++++ Extracted records ++++
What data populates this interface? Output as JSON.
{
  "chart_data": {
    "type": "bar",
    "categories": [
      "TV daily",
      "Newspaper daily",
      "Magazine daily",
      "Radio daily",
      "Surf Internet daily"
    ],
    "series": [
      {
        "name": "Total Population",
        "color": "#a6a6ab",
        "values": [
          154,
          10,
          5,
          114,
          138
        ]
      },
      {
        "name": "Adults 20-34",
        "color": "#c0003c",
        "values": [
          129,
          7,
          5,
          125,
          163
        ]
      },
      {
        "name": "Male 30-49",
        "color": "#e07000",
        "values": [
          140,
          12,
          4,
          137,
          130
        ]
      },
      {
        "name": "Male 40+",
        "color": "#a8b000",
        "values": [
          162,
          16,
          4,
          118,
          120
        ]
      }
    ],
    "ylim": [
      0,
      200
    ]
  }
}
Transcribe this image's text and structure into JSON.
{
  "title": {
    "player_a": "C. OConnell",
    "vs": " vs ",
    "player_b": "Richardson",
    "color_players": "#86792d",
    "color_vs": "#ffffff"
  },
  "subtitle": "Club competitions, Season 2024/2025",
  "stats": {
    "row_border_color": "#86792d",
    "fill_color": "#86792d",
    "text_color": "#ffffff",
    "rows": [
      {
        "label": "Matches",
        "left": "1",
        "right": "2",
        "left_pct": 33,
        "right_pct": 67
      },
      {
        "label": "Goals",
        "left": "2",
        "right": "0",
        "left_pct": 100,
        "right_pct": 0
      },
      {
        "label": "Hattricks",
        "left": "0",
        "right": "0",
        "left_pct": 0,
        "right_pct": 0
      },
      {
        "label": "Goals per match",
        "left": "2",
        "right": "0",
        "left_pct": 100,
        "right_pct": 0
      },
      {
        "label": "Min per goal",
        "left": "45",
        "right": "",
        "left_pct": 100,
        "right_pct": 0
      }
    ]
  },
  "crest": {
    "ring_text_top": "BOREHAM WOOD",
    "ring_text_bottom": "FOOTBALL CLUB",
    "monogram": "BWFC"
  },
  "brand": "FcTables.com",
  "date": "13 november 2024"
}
++++
Take the records above and return them exactly as written.

Task answer
What data populates this interface? Output as JSON.
{
  "chart_data": {
    "type": "bar",
    "categories": [
      "TV daily",
      "Newspaper daily",
      "Magazine daily",
      "Radio daily",
      "Surf Internet daily"
    ],
    "series": [
      {
        "name": "Total Population",
        "color": "#a6a6ab",
        "values": [
          154,
          10,
          5,
          114,
          138
        ]
      },
      {
        "name": "Adults 20-34",
        "color": "#c0003c",
        "values": [
          129,
          7,
          5,
          125,
          163
        ]
      },
      {
        "name": "Male 30-49",
        "color": "#e07000",
        "values": [
          140,
          12,
          4,
          137,
          130
        ]
      },
      {
        "name": "Male 40+",
        "color": "#a8b000",
        "values": [
          162,
          16,
          4,
          118,
          120
        ]
      }
    ],
    "ylim": [
      0,
      200
    ]
  }
}
Transcribe this image's text and structure into JSON.
{
  "title": {
    "player_a": "C. OConnell",
    "vs": " vs ",
    "player_b": "Richardson",
    "color_players": "#86792d",
    "color_vs": "#ffffff"
  },
  "subtitle": "Club competitions, Season 2024/2025",
  "stats": {
    "row_border_color": "#86792d",
    "fill_color": "#86792d",
    "text_color": "#ffffff",
    "rows": [
      {
        "label": "Matches",
        "left": "1",
        "right": "2",
        "left_pct": 33,
        "right_pct": 67
      },
      {
        "label": "Goals",
        "left": "2",
        "right": "0",
        "left_pct": 100,
        "right_pct": 0
      },
      {
        "label": "Hattricks",
        "left": "0",
        "right": "0",
        "left_pct": 0,
        "right_pct": 0
      },
      {
        "label": "Goals per match",
        "left": "2",
        "right": "0",
        "left_pct": 100,
        "right_pct": 0
      },
      {
        "label": "Min per goal",
        "left": "45",
        "right": "",
        "left_pct": 100,
        "right_pct": 0
      }
    ]
  },
  "crest": {
    "ring_text_top": "BOREHAM WOOD",
    "ring_text_bottom": "FOOTBALL CLUB",
    "monogram": "BWFC"
  },
  "brand": "FcTables.com",
  "date": "13 november 2024"
}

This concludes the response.